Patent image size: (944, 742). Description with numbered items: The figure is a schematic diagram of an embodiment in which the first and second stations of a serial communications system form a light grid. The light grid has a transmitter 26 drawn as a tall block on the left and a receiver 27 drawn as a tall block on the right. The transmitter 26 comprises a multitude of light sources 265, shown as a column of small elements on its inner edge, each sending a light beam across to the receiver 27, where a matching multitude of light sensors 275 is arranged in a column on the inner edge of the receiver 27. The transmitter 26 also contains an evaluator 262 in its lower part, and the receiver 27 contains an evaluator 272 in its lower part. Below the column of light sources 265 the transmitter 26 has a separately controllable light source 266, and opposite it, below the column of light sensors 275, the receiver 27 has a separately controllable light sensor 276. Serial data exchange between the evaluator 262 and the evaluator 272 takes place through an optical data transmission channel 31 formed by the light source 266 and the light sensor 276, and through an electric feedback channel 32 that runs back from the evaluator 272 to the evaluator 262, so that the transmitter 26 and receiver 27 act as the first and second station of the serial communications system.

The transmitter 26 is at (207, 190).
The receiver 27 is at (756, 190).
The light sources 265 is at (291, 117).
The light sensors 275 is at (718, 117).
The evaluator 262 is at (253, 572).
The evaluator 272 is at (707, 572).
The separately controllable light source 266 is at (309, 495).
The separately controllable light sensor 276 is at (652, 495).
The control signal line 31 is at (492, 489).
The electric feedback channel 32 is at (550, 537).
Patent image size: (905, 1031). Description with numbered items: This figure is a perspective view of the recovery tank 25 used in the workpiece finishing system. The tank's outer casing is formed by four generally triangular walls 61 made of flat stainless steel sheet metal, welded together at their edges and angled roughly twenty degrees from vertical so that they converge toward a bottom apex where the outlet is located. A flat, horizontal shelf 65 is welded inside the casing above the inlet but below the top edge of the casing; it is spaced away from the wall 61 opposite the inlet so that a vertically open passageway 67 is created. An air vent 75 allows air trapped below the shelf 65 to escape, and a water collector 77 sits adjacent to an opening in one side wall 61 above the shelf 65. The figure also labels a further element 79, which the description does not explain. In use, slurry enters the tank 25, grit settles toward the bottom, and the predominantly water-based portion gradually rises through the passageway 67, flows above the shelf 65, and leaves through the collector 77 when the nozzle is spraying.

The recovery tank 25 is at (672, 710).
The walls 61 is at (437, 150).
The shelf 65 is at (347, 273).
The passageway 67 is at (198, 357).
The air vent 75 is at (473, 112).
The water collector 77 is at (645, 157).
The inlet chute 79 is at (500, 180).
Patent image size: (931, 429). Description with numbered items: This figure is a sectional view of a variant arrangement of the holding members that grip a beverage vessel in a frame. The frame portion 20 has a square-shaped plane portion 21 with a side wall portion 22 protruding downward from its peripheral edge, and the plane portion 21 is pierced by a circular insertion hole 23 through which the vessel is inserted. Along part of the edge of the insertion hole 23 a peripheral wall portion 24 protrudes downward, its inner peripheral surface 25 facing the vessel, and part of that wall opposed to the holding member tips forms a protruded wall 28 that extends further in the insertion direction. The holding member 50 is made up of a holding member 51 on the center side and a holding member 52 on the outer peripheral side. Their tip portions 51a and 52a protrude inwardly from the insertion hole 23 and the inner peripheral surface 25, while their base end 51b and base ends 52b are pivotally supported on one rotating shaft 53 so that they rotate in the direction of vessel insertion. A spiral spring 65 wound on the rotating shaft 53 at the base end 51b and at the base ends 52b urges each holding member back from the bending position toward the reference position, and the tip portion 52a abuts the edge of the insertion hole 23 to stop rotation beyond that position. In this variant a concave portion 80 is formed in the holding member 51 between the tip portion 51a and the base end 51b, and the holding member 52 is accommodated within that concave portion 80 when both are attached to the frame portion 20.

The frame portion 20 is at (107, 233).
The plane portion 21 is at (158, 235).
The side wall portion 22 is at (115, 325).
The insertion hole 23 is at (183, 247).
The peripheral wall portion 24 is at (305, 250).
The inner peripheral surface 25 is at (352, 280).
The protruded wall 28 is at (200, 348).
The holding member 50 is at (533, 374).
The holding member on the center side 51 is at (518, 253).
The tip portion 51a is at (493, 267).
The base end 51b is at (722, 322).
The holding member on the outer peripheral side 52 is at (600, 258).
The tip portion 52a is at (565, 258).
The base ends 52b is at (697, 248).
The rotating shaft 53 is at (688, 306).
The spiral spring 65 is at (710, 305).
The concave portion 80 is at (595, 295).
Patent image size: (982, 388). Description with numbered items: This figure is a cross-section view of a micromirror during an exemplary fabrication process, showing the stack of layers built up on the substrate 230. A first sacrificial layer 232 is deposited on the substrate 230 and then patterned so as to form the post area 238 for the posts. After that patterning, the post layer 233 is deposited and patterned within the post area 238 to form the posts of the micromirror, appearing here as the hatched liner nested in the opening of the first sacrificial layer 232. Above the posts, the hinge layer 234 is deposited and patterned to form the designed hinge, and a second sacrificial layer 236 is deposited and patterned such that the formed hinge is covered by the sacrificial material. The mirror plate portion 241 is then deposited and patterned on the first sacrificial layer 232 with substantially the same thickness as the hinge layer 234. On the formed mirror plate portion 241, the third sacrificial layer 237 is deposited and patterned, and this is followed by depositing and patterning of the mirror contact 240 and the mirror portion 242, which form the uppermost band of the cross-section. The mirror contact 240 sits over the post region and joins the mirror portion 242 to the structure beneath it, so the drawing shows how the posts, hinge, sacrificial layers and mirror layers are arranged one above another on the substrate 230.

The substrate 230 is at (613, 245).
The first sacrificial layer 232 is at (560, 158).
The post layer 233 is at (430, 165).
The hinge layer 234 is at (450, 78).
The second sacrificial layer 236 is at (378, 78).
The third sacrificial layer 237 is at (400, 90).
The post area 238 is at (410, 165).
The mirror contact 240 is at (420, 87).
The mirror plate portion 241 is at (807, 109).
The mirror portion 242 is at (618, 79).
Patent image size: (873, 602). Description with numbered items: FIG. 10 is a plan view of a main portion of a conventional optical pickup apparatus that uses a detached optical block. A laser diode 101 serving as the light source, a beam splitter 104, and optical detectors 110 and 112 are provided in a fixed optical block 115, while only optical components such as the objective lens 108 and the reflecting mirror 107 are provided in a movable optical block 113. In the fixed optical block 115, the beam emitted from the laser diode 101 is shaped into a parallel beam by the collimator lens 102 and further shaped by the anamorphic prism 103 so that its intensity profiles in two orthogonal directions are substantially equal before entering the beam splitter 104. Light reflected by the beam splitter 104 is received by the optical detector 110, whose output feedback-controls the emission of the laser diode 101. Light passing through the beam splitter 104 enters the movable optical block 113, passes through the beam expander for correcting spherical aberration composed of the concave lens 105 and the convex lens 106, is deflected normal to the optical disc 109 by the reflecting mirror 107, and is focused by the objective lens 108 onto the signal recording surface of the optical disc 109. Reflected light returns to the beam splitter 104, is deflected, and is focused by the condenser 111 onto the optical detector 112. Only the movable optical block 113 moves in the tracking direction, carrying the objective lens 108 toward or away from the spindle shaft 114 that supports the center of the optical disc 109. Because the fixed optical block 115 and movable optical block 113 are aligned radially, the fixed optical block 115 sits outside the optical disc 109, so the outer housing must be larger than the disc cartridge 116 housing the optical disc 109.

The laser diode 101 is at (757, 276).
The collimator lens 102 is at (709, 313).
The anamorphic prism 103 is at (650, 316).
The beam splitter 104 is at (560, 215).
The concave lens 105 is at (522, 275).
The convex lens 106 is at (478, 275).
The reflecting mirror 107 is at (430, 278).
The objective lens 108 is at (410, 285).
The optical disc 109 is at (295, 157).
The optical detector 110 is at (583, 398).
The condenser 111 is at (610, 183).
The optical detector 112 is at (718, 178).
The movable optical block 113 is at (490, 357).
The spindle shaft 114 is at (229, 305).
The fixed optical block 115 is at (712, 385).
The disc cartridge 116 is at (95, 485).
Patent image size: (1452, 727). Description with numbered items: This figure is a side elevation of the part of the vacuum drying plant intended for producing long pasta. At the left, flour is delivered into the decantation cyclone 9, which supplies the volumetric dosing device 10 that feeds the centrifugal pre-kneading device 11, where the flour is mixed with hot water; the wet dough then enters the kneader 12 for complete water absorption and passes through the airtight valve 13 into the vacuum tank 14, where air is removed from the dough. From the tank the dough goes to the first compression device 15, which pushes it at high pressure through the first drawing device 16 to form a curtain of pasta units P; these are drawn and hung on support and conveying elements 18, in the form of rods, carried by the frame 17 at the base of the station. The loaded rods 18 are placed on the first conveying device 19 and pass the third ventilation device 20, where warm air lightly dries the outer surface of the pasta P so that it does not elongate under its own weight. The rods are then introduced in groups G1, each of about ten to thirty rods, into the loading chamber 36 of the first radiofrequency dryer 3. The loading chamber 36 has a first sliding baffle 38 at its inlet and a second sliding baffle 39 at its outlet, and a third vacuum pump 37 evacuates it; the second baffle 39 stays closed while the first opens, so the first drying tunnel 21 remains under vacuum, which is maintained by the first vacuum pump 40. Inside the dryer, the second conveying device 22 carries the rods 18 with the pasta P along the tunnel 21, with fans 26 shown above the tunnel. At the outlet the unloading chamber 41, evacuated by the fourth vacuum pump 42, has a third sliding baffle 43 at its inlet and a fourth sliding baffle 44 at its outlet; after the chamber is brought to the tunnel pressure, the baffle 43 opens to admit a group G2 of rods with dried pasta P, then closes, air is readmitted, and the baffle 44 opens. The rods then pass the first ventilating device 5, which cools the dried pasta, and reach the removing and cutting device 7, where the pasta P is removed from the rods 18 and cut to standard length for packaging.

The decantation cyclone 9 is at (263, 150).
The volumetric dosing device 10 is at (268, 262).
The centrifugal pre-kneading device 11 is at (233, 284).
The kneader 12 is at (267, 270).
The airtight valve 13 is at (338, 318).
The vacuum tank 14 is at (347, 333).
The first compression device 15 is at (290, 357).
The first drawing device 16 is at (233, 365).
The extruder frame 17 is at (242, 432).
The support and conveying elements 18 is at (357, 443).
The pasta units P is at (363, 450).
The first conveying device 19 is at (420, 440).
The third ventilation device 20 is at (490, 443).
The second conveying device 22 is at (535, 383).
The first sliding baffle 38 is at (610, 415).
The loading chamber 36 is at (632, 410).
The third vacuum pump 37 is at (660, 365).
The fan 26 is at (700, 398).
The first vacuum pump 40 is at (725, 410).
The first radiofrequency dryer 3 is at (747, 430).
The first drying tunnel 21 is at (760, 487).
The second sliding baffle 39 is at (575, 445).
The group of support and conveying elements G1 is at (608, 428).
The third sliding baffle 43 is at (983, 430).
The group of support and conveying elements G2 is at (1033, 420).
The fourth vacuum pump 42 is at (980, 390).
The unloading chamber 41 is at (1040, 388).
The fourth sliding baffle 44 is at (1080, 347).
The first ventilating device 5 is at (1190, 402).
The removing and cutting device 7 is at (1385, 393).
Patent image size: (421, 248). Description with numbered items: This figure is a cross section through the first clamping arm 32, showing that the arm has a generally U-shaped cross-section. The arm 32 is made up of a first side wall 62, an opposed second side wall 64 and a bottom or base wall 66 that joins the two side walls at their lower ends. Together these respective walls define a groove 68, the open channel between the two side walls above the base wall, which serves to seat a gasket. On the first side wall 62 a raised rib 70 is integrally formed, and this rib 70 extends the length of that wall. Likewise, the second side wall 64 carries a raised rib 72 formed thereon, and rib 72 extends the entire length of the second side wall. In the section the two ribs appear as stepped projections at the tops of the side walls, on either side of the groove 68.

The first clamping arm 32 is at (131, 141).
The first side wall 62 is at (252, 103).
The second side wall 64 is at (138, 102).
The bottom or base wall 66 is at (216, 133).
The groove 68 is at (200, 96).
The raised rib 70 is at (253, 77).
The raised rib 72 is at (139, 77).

> THE EXERCISE
Identify each line in the rows above that contains the string "transmitter", and copy every such line in full. The match is case-sensitive.

> RESULT OF THE TASK
Patent image size: (944, 742). Description with numbered items: The figure is a schematic diagram of an embodiment in which the first and second stations of a serial communications system form a light grid. The light grid has a transmitter 26 drawn as a tall block on the left and a receiver 27 drawn as a tall block on the right. The transmitter 26 comprises a multitude of light sources 265, shown as a column of small elements on its inner edge, each sending a light beam across to the receiver 27, where a matching multitude of light sensors 275 is arranged in a column on the inner edge of the receiver 27. The transmitter 26 also contains an evaluator 262 in its lower part, and the receiver 27 contains an evaluator 272 in its lower part. Below the column of light sources 265 the transmitter 26 has a separately controllable light source 266, and opposite it, below the column of light sensors 275, the receiver 27 has a separately controllable light sensor 276. Serial data exchange between the evaluator 262 and the evaluator 272 takes place through an optical data transmission channel 31 formed by the light source 266 and the light sensor 276, and through an electric feedback channel 32 that runs back from the evaluator 272 to the evaluator 262, so that the transmitter 26 and receiver 27 act as the first and second station of the serial communications system.
The transmitter 26 is at (207, 190).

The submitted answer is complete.